**Task objective:** A line counts if it contains the string "xlabel"; say how many such lines there are, giving only the number.

--- begin Records for the exercise ---

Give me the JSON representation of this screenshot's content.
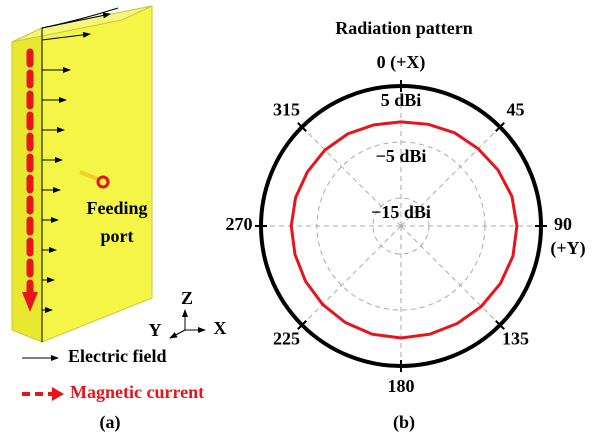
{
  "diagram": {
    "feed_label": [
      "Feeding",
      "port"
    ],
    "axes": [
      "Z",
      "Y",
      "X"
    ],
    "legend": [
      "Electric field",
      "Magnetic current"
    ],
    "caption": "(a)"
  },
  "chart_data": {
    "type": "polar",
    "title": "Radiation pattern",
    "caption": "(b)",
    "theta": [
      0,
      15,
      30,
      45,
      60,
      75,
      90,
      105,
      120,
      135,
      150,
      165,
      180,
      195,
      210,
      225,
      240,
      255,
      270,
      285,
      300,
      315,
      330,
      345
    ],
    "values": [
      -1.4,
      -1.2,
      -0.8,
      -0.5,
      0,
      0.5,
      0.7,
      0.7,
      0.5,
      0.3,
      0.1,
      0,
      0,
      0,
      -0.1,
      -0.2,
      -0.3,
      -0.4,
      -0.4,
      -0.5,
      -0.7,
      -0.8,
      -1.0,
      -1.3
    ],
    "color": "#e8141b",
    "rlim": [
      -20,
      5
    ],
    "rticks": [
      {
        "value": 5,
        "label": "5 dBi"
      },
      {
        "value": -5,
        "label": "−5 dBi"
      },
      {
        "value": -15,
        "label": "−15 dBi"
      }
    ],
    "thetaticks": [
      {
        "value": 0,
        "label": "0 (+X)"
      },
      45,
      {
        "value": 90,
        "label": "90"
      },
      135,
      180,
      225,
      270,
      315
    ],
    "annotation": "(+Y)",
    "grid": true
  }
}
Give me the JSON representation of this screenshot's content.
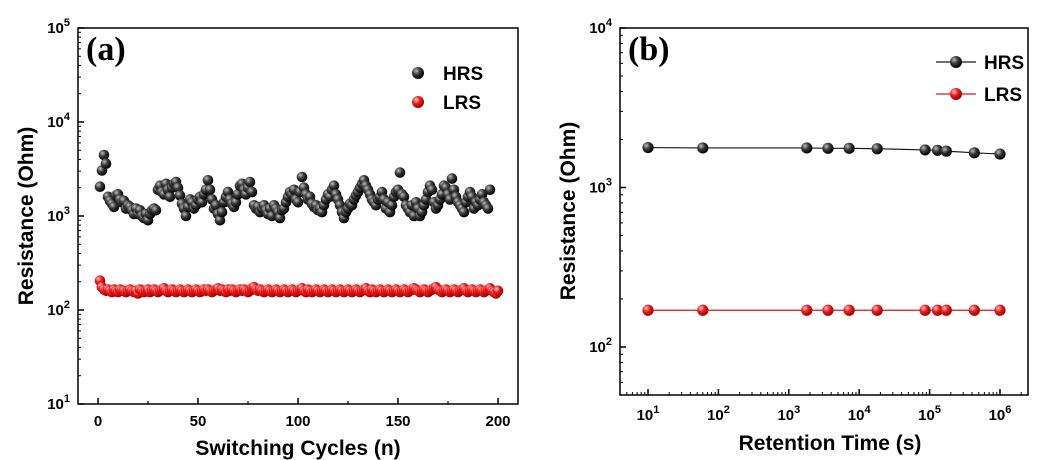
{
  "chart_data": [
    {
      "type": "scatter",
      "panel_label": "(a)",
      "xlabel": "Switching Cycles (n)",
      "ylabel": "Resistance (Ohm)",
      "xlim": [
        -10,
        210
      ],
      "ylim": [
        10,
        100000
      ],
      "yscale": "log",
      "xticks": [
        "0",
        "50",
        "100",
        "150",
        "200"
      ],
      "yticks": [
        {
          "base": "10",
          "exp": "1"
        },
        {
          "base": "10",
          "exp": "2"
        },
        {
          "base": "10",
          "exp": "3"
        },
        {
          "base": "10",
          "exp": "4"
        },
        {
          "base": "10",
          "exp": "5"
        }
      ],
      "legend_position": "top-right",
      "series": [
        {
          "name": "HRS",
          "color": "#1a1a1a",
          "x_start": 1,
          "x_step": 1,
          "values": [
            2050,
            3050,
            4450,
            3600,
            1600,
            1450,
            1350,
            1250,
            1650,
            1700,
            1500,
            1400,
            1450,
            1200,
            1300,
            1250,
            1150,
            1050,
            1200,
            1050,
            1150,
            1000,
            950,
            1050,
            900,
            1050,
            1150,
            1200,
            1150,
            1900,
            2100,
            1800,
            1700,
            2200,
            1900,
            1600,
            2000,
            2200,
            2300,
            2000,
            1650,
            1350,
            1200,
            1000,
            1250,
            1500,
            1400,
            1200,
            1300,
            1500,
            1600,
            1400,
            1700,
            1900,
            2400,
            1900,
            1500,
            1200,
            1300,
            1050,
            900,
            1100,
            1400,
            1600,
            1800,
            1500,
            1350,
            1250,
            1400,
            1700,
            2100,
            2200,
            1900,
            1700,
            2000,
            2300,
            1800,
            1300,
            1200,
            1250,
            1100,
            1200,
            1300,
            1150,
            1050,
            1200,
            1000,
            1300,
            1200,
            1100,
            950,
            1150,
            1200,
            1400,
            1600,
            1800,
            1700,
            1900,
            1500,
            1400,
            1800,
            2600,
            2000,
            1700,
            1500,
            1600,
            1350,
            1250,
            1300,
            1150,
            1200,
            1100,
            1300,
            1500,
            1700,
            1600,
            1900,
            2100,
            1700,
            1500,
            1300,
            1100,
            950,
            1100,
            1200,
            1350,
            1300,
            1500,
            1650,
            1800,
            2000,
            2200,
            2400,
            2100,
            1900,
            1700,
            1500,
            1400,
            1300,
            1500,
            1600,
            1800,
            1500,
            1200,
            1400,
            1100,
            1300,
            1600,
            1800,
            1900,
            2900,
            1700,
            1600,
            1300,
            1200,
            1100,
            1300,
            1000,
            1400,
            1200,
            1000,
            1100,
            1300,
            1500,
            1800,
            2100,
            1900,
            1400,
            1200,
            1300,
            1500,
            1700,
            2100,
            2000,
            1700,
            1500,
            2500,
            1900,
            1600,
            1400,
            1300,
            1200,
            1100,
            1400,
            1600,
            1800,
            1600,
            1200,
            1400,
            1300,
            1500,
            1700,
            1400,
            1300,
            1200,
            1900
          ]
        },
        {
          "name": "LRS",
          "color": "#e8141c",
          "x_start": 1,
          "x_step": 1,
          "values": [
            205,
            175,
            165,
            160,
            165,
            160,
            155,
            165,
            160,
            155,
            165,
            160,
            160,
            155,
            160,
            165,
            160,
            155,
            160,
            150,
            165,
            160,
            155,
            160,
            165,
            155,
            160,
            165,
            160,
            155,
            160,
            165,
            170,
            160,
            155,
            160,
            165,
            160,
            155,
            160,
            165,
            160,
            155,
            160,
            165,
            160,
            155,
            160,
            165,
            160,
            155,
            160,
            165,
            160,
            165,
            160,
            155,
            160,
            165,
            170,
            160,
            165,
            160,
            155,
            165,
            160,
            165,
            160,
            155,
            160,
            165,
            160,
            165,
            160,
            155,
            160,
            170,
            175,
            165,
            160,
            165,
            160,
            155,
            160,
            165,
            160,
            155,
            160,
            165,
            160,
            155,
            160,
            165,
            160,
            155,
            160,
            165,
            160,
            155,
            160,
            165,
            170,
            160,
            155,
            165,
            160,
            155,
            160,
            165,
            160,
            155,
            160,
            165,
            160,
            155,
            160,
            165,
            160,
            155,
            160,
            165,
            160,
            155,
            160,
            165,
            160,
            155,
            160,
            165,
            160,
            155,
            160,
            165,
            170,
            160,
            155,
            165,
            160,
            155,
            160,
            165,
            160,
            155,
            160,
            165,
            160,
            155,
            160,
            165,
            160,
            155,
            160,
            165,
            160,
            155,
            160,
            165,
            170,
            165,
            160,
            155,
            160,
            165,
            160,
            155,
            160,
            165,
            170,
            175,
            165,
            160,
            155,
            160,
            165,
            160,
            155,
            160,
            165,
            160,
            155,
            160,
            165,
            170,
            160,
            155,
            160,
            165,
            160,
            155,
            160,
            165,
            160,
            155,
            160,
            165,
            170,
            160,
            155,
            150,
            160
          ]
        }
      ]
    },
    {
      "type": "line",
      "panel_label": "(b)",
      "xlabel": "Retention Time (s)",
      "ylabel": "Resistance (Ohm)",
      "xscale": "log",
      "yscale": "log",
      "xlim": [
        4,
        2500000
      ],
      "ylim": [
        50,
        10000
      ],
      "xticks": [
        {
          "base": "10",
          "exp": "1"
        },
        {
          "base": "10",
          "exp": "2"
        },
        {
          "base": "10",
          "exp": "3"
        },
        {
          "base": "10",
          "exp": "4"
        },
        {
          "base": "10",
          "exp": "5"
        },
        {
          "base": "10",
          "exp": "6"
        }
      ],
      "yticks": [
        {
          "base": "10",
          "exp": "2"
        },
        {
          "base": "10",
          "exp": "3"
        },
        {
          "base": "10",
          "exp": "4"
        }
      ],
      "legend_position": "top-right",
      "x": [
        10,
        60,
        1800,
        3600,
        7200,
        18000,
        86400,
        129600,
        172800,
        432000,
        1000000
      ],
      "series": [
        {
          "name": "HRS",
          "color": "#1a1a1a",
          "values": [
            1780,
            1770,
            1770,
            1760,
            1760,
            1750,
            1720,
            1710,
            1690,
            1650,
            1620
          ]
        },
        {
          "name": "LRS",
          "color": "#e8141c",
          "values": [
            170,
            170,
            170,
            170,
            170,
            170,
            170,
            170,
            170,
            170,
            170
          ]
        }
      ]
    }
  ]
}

--- end Records for the exercise ---
--- begin Records for the exercise ---

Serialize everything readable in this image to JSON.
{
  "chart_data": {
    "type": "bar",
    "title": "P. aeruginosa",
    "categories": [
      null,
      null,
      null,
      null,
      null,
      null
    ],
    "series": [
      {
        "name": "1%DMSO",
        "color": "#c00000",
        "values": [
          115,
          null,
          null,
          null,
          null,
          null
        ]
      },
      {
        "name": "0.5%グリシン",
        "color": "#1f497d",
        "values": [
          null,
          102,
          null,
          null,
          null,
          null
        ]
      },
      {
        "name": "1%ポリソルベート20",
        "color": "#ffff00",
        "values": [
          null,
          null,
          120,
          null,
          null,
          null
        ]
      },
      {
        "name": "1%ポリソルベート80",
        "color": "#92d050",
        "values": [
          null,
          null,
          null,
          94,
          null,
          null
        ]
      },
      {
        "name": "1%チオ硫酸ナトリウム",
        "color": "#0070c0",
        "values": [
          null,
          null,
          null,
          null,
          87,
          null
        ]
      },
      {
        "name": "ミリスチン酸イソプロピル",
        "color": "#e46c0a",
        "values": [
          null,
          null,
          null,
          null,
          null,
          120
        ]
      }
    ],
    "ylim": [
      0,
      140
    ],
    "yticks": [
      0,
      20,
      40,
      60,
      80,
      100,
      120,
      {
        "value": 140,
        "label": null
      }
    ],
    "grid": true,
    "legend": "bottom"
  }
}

--- end Records for the exercise ---

**Correct result:** 2